-- Start of Dataset records --
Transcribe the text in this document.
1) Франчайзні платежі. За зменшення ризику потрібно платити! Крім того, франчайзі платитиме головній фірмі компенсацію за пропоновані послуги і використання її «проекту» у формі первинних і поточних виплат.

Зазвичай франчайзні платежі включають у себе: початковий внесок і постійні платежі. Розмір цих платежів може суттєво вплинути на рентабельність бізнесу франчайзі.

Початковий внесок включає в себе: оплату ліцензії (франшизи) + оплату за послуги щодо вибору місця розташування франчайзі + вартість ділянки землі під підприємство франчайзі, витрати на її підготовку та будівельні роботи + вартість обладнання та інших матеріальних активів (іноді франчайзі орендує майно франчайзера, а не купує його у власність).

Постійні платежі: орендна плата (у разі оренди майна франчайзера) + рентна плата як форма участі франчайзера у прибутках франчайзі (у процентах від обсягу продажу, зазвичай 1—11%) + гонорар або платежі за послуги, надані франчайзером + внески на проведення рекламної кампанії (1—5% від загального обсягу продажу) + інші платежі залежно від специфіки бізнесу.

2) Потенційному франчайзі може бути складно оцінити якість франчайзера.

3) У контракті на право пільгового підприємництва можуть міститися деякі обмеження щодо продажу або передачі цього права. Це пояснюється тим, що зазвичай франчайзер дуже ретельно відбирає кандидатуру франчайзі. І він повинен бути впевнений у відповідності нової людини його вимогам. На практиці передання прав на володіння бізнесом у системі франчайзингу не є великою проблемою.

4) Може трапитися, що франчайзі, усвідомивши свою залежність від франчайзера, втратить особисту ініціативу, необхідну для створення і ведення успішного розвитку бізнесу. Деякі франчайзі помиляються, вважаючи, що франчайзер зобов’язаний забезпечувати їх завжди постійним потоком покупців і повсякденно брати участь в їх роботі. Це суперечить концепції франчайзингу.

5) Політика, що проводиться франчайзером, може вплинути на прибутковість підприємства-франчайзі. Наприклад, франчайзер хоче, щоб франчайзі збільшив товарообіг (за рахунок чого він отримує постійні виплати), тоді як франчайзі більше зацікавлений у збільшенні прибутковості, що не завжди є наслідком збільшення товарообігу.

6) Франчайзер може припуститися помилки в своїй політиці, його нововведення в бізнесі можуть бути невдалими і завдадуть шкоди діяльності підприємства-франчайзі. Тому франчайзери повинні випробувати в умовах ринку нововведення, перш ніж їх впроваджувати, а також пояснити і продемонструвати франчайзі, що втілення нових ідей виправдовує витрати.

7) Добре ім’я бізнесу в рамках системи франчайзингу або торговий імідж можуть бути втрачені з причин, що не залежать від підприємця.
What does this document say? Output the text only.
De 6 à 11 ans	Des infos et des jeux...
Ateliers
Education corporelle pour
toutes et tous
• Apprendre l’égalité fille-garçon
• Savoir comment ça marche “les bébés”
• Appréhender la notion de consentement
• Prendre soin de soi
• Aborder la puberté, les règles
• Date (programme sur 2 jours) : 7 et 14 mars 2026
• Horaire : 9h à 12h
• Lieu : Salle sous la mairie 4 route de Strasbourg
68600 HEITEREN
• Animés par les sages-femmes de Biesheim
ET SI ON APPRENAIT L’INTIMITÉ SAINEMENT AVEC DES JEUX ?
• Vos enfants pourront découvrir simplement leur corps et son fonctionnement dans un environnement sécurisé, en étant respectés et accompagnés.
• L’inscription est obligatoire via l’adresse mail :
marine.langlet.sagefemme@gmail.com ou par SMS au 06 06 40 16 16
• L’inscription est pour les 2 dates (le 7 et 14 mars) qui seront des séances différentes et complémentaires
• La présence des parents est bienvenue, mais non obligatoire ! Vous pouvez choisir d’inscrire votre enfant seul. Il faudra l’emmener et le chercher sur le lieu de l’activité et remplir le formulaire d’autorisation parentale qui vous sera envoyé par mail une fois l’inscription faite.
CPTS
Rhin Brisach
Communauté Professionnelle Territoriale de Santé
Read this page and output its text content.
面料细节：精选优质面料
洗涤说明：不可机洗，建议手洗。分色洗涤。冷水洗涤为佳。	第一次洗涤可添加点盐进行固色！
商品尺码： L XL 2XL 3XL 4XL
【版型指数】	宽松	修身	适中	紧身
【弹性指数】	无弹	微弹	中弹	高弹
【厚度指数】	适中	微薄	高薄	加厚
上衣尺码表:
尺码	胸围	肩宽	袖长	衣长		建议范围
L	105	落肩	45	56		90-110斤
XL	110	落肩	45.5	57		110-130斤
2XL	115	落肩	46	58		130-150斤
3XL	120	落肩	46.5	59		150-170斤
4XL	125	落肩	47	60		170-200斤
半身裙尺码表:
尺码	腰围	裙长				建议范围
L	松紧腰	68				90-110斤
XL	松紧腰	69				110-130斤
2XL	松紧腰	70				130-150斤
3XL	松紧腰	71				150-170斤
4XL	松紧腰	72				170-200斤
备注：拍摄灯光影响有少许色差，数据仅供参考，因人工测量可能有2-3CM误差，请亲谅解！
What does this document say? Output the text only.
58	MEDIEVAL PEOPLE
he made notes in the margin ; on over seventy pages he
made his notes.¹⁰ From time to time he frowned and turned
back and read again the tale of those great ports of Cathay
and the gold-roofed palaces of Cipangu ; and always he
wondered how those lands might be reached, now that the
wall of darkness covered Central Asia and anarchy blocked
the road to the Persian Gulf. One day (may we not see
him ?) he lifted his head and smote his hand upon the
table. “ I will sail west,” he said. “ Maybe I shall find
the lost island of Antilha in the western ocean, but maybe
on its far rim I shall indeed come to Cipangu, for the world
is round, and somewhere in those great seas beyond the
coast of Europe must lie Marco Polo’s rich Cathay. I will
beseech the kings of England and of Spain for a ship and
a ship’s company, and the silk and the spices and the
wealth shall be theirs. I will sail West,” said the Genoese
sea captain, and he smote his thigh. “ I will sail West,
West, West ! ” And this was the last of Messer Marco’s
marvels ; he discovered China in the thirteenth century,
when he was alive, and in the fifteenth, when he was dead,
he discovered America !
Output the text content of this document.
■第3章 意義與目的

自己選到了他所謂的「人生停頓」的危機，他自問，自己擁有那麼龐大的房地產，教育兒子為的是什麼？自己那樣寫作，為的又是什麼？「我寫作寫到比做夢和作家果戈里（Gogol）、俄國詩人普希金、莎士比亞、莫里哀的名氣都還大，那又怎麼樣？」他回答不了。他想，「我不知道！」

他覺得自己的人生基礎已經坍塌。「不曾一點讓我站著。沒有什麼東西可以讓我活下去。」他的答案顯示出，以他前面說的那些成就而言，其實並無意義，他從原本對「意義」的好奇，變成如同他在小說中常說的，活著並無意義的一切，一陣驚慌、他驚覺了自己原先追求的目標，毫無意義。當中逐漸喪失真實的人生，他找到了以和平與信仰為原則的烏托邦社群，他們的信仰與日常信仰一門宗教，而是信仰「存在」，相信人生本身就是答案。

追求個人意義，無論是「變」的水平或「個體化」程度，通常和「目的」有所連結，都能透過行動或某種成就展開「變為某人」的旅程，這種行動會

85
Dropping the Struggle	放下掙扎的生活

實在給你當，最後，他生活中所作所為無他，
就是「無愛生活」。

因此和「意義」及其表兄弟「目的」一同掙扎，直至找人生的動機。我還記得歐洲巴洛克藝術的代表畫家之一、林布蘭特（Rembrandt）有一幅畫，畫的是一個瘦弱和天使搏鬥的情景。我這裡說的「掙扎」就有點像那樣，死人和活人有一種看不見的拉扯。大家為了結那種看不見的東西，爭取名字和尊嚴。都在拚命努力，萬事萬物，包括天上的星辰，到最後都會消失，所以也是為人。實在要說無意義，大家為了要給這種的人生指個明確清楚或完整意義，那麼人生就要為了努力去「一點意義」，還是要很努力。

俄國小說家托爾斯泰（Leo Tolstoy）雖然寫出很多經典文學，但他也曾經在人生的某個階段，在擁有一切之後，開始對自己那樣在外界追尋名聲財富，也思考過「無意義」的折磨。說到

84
-- End of Dataset records --
What the task requires
What number of lines in the records contain the word "discovered"? Answer with that number alone.

Reply to the exercise
2